* [Instructions for the task]:
Below are the records; locate each line with the word "panel" and copy it.

* [Dataset content]:
──────────────────────────────

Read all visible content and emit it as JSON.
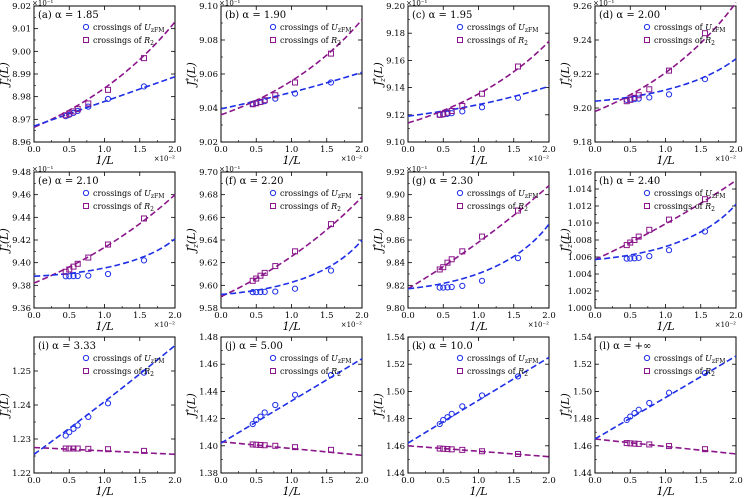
{
  "figure": {
    "legend_circle_label": "crossings of U_zFM",
    "legend_square_label": "crossings of R_2",
    "circle_color": "#1f2fe6",
    "square_color": "#8a168a",
    "fit_color_circle": "#1f2fe6",
    "fit_color_square": "#8a168a"
  },
  "chart_data": [
    {
      "type": "scatter",
      "panel": "a",
      "title": "(a) α = 1.85",
      "xlabel": "1/L",
      "ylabel": "J_z*(L)",
      "xlim": [
        0,
        2.0
      ],
      "ylim": [
        8.96,
        9.02
      ],
      "xticks": [
        "0.0",
        "0.5",
        "1.0",
        "1.5",
        "2.0"
      ],
      "yticks": [
        "8.96",
        "8.97",
        "8.98",
        "8.99",
        "9.00",
        "9.01",
        "9.02"
      ],
      "x_exponent": "×10⁻²",
      "y_exponent": "×10⁻¹",
      "x_points": [
        0.45,
        0.5,
        0.56,
        0.62,
        0.77,
        1.05,
        1.56
      ],
      "circle_series": [
        8.9714,
        8.972,
        8.9728,
        8.9737,
        8.9756,
        8.979,
        8.9845
      ],
      "square_series": [
        8.9718,
        8.9725,
        8.9735,
        8.9745,
        8.977,
        8.983,
        8.997
      ],
      "circle_fit": {
        "x0": 0,
        "y0": 8.967,
        "x1": 2.0,
        "y1": 8.9888,
        "curv": 0
      },
      "square_fit": {
        "x0": 0,
        "y0": 8.9665,
        "x1": 2.0,
        "y1": 9.013,
        "curv": 0.4
      }
    },
    {
      "type": "scatter",
      "panel": "b",
      "title": "(b) α = 1.90",
      "xlabel": "1/L",
      "ylabel": "J_z*(L)",
      "xlim": [
        0,
        2.0
      ],
      "ylim": [
        9.02,
        9.1
      ],
      "xticks": [
        "0.0",
        "0.5",
        "1.0",
        "1.5",
        "2.0"
      ],
      "yticks": [
        "9.02",
        "9.04",
        "9.06",
        "9.08",
        "9.10"
      ],
      "x_exponent": "×10⁻²",
      "y_exponent": "×10⁻¹",
      "x_points": [
        0.45,
        0.5,
        0.56,
        0.62,
        0.77,
        1.05,
        1.56
      ],
      "circle_series": [
        9.0425,
        9.043,
        9.0435,
        9.044,
        9.0455,
        9.0485,
        9.055
      ],
      "square_series": [
        9.0422,
        9.0428,
        9.0436,
        9.0446,
        9.0475,
        9.055,
        9.072
      ],
      "circle_fit": {
        "x0": 0,
        "y0": 9.0395,
        "x1": 2.0,
        "y1": 9.061,
        "curv": 0.15
      },
      "square_fit": {
        "x0": 0,
        "y0": 9.036,
        "x1": 2.0,
        "y1": 9.092,
        "curv": 0.45
      }
    },
    {
      "type": "scatter",
      "panel": "c",
      "title": "(c) α = 1.95",
      "xlabel": "1/L",
      "ylabel": "J_z*(L)",
      "xlim": [
        0,
        2.0
      ],
      "ylim": [
        9.1,
        9.2
      ],
      "xticks": [
        "0.0",
        "0.5",
        "1.0",
        "1.5",
        "2.0"
      ],
      "yticks": [
        "9.10",
        "9.12",
        "9.14",
        "9.16",
        "9.18",
        "9.20"
      ],
      "x_exponent": "×10⁻²",
      "y_exponent": "×10⁻¹",
      "x_points": [
        0.45,
        0.5,
        0.56,
        0.62,
        0.77,
        1.05,
        1.56
      ],
      "circle_series": [
        9.12,
        9.1203,
        9.1207,
        9.1212,
        9.1225,
        9.1255,
        9.1325
      ],
      "square_series": [
        9.12,
        9.1205,
        9.1215,
        9.1228,
        9.1265,
        9.1355,
        9.1555
      ],
      "circle_fit": {
        "x0": 0,
        "y0": 9.119,
        "x1": 2.0,
        "y1": 9.141,
        "curv": 0.35
      },
      "square_fit": {
        "x0": 0,
        "y0": 9.114,
        "x1": 2.0,
        "y1": 9.174,
        "curv": 0.45
      }
    },
    {
      "type": "scatter",
      "panel": "d",
      "title": "(d) α = 2.00",
      "xlabel": "1/L",
      "ylabel": "J_z*(L)",
      "xlim": [
        0,
        2.0
      ],
      "ylim": [
        9.18,
        9.26
      ],
      "xticks": [
        "0.0",
        "0.5",
        "1.0",
        "1.5",
        "2.0"
      ],
      "yticks": [
        "9.18",
        "9.20",
        "9.22",
        "9.24",
        "9.26"
      ],
      "x_exponent": "×10⁻²",
      "y_exponent": "×10⁻¹",
      "x_points": [
        0.45,
        0.5,
        0.56,
        0.62,
        0.77,
        1.05,
        1.56
      ],
      "circle_series": [
        9.2048,
        9.205,
        9.2052,
        9.2055,
        9.2062,
        9.208,
        9.217
      ],
      "square_series": [
        9.204,
        9.2048,
        9.206,
        9.2075,
        9.211,
        9.222,
        9.244
      ],
      "circle_fit": {
        "x0": 0,
        "y0": 9.204,
        "x1": 2.0,
        "y1": 9.229,
        "curv": 0.75
      },
      "square_fit": {
        "x0": 0,
        "y0": 9.198,
        "x1": 2.0,
        "y1": 9.262,
        "curv": 0.45
      }
    },
    {
      "type": "scatter",
      "panel": "e",
      "title": "(e) α = 2.10",
      "xlabel": "1/L",
      "ylabel": "J_z*(L)",
      "xlim": [
        0,
        2.0
      ],
      "ylim": [
        9.36,
        9.48
      ],
      "xticks": [
        "0.0",
        "0.5",
        "1.0",
        "1.5",
        "2.0"
      ],
      "yticks": [
        "9.36",
        "9.38",
        "9.40",
        "9.42",
        "9.44",
        "9.46",
        "9.48"
      ],
      "x_exponent": "×10⁻²",
      "y_exponent": "×10⁻¹",
      "x_points": [
        0.45,
        0.5,
        0.56,
        0.62,
        0.77,
        1.05,
        1.56
      ],
      "circle_series": [
        9.388,
        9.388,
        9.3881,
        9.3882,
        9.3885,
        9.39,
        9.402
      ],
      "square_series": [
        9.392,
        9.394,
        9.3965,
        9.399,
        9.4045,
        9.416,
        9.439
      ],
      "circle_fit": {
        "x0": 0,
        "y0": 9.388,
        "x1": 2.0,
        "y1": 9.421,
        "curv": 0.9
      },
      "square_fit": {
        "x0": 0,
        "y0": 9.382,
        "x1": 2.0,
        "y1": 9.46,
        "curv": 0.3
      }
    },
    {
      "type": "scatter",
      "panel": "f",
      "title": "(f) α = 2.20",
      "xlabel": "1/L",
      "ylabel": "J_z*(L)",
      "xlim": [
        0,
        2.0
      ],
      "ylim": [
        9.58,
        9.7
      ],
      "xticks": [
        "0.0",
        "0.5",
        "1.0",
        "1.5",
        "2.0"
      ],
      "yticks": [
        "9.58",
        "9.60",
        "9.62",
        "9.64",
        "9.66",
        "9.68",
        "9.70"
      ],
      "x_exponent": "×10⁻²",
      "y_exponent": "×10⁻¹",
      "x_points": [
        0.45,
        0.5,
        0.56,
        0.62,
        0.77,
        1.05,
        1.56
      ],
      "circle_series": [
        9.594,
        9.594,
        9.5941,
        9.5942,
        9.5945,
        9.597,
        9.613
      ],
      "square_series": [
        9.604,
        9.606,
        9.6085,
        9.611,
        9.617,
        9.63,
        9.654
      ],
      "circle_fit": {
        "x0": 0,
        "y0": 9.592,
        "x1": 2.0,
        "y1": 9.64,
        "curv": 0.9
      },
      "square_fit": {
        "x0": 0,
        "y0": 9.59,
        "x1": 2.0,
        "y1": 9.678,
        "curv": 0.3
      }
    },
    {
      "type": "scatter",
      "panel": "g",
      "title": "(g) α = 2.30",
      "xlabel": "1/L",
      "ylabel": "J_z*(L)",
      "xlim": [
        0,
        2.0
      ],
      "ylim": [
        9.8,
        9.92
      ],
      "xticks": [
        "0.0",
        "0.5",
        "1.0",
        "1.5",
        "2.0"
      ],
      "yticks": [
        "9.80",
        "9.82",
        "9.84",
        "9.86",
        "9.88",
        "9.90",
        "9.92"
      ],
      "x_exponent": "×10⁻²",
      "y_exponent": "×10⁻¹",
      "x_points": [
        0.45,
        0.5,
        0.56,
        0.62,
        0.77,
        1.05,
        1.56
      ],
      "circle_series": [
        9.818,
        9.818,
        9.8182,
        9.8185,
        9.8195,
        9.824,
        9.844
      ],
      "square_series": [
        9.834,
        9.836,
        9.84,
        9.843,
        9.85,
        9.863,
        9.886
      ],
      "circle_fit": {
        "x0": 0,
        "y0": 9.817,
        "x1": 2.0,
        "y1": 9.874,
        "curv": 0.85
      },
      "square_fit": {
        "x0": 0,
        "y0": 9.817,
        "x1": 2.0,
        "y1": 9.908,
        "curv": 0.15
      }
    },
    {
      "type": "scatter",
      "panel": "h",
      "title": "(h) α = 2.40",
      "xlabel": "1/L",
      "ylabel": "J_z*(L)",
      "xlim": [
        0,
        2.0
      ],
      "ylim": [
        1.0,
        1.016
      ],
      "xticks": [
        "0.0",
        "0.5",
        "1.0",
        "1.5",
        "2.0"
      ],
      "yticks": [
        "1.000",
        "1.002",
        "1.004",
        "1.006",
        "1.008",
        "1.010",
        "1.012",
        "1.014",
        "1.016"
      ],
      "x_exponent": "×10⁻²",
      "y_exponent": "",
      "x_points": [
        0.45,
        0.5,
        0.56,
        0.62,
        0.77,
        1.05,
        1.56
      ],
      "circle_series": [
        1.0058,
        1.00582,
        1.00585,
        1.0059,
        1.0061,
        1.0068,
        1.009
      ],
      "square_series": [
        1.0074,
        1.0077,
        1.008,
        1.0084,
        1.0092,
        1.0104,
        1.0128
      ],
      "circle_fit": {
        "x0": 0,
        "y0": 1.0057,
        "x1": 2.0,
        "y1": 1.0122,
        "curv": 0.85
      },
      "square_fit": {
        "x0": 0,
        "y0": 1.0057,
        "x1": 2.0,
        "y1": 1.015,
        "curv": 0.15
      }
    },
    {
      "type": "scatter",
      "panel": "i",
      "title": "(i) α = 3.33",
      "xlabel": "1/L",
      "ylabel": "J_z*(L)",
      "xlim": [
        0,
        2.0
      ],
      "ylim": [
        1.22,
        1.26
      ],
      "xticks": [
        "0.0",
        "0.5",
        "1.0",
        "1.5",
        "2.0"
      ],
      "yticks": [
        "1.22",
        "1.23",
        "1.24",
        "1.25"
      ],
      "x_exponent": "",
      "y_exponent": "",
      "x_points": [
        0.45,
        0.5,
        0.56,
        0.62,
        0.77,
        1.05,
        1.56
      ],
      "circle_series": [
        1.231,
        1.232,
        1.233,
        1.234,
        1.2365,
        1.2405,
        1.2495
      ],
      "square_series": [
        1.2272,
        1.2272,
        1.2272,
        1.2272,
        1.2271,
        1.227,
        1.2265
      ],
      "circle_fit": {
        "x0": 0,
        "y0": 1.2255,
        "x1": 2.0,
        "y1": 1.2575,
        "curv": 0.05
      },
      "square_fit": {
        "x0": 0,
        "y0": 1.2275,
        "x1": 2.0,
        "y1": 1.2255,
        "curv": 0
      }
    },
    {
      "type": "scatter",
      "panel": "j",
      "title": "(j) α = 5.00",
      "xlabel": "1/L",
      "ylabel": "J_z*(L)",
      "xlim": [
        0,
        2.0
      ],
      "ylim": [
        1.38,
        1.48
      ],
      "xticks": [
        "0.0",
        "0.5",
        "1.0",
        "1.5",
        "2.0"
      ],
      "yticks": [
        "1.38",
        "1.40",
        "1.42",
        "1.44",
        "1.46",
        "1.48"
      ],
      "x_exponent": "",
      "y_exponent": "",
      "x_points": [
        0.45,
        0.5,
        0.56,
        0.62,
        0.77,
        1.05,
        1.56
      ],
      "circle_series": [
        1.416,
        1.419,
        1.4215,
        1.4245,
        1.43,
        1.4375,
        1.452
      ],
      "square_series": [
        1.401,
        1.4008,
        1.4006,
        1.4004,
        1.4,
        1.399,
        1.397
      ],
      "circle_fit": {
        "x0": 0,
        "y0": 1.402,
        "x1": 2.0,
        "y1": 1.464,
        "curv": 0
      },
      "square_fit": {
        "x0": 0,
        "y0": 1.403,
        "x1": 2.0,
        "y1": 1.393,
        "curv": 0
      }
    },
    {
      "type": "scatter",
      "panel": "k",
      "title": "(k) α = 10.0",
      "xlabel": "1/L",
      "ylabel": "J_z*(L)",
      "xlim": [
        0,
        2.0
      ],
      "ylim": [
        1.44,
        1.54
      ],
      "xticks": [
        "0.0",
        "0.5",
        "1.0",
        "1.5",
        "2.0"
      ],
      "yticks": [
        "1.44",
        "1.46",
        "1.48",
        "1.50",
        "1.52",
        "1.54"
      ],
      "x_exponent": "",
      "y_exponent": "",
      "x_points": [
        0.45,
        0.5,
        0.56,
        0.62,
        0.77,
        1.05,
        1.56
      ],
      "circle_series": [
        1.476,
        1.479,
        1.481,
        1.4835,
        1.489,
        1.497,
        1.511
      ],
      "square_series": [
        1.458,
        1.4578,
        1.4576,
        1.4574,
        1.457,
        1.456,
        1.454
      ],
      "circle_fit": {
        "x0": 0,
        "y0": 1.462,
        "x1": 2.0,
        "y1": 1.525,
        "curv": 0
      },
      "square_fit": {
        "x0": 0,
        "y0": 1.46,
        "x1": 2.0,
        "y1": 1.452,
        "curv": 0
      }
    },
    {
      "type": "scatter",
      "panel": "l",
      "title": "(l) α = +∞",
      "xlabel": "1/L",
      "ylabel": "J_z*(L)",
      "xlim": [
        0,
        2.0
      ],
      "ylim": [
        1.44,
        1.54
      ],
      "xticks": [
        "0.0",
        "0.5",
        "1.0",
        "1.5",
        "2.0"
      ],
      "yticks": [
        "1.44",
        "1.46",
        "1.48",
        "1.50",
        "1.52",
        "1.54"
      ],
      "x_exponent": "",
      "y_exponent": "",
      "x_points": [
        0.45,
        0.5,
        0.56,
        0.62,
        0.77,
        1.05,
        1.56
      ],
      "circle_series": [
        1.479,
        1.4815,
        1.484,
        1.4865,
        1.4915,
        1.499,
        1.5135
      ],
      "square_series": [
        1.462,
        1.4618,
        1.4616,
        1.4614,
        1.461,
        1.4598,
        1.4575
      ],
      "circle_fit": {
        "x0": 0,
        "y0": 1.465,
        "x1": 2.0,
        "y1": 1.526,
        "curv": 0
      },
      "square_fit": {
        "x0": 0,
        "y0": 1.465,
        "x1": 2.0,
        "y1": 1.454,
        "curv": 0
      }
    }
  ]
}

──────────────────────────────

* [Task output]:
      "panel": "a",
      "panel": "b",
      "panel": "c",
      "panel": "d",
      "panel": "e",
      "panel": "f",
      "panel": "g",
      "panel": "h",
      "panel": "i",
      "panel": "j",
      "panel": "k",
      "panel": "l",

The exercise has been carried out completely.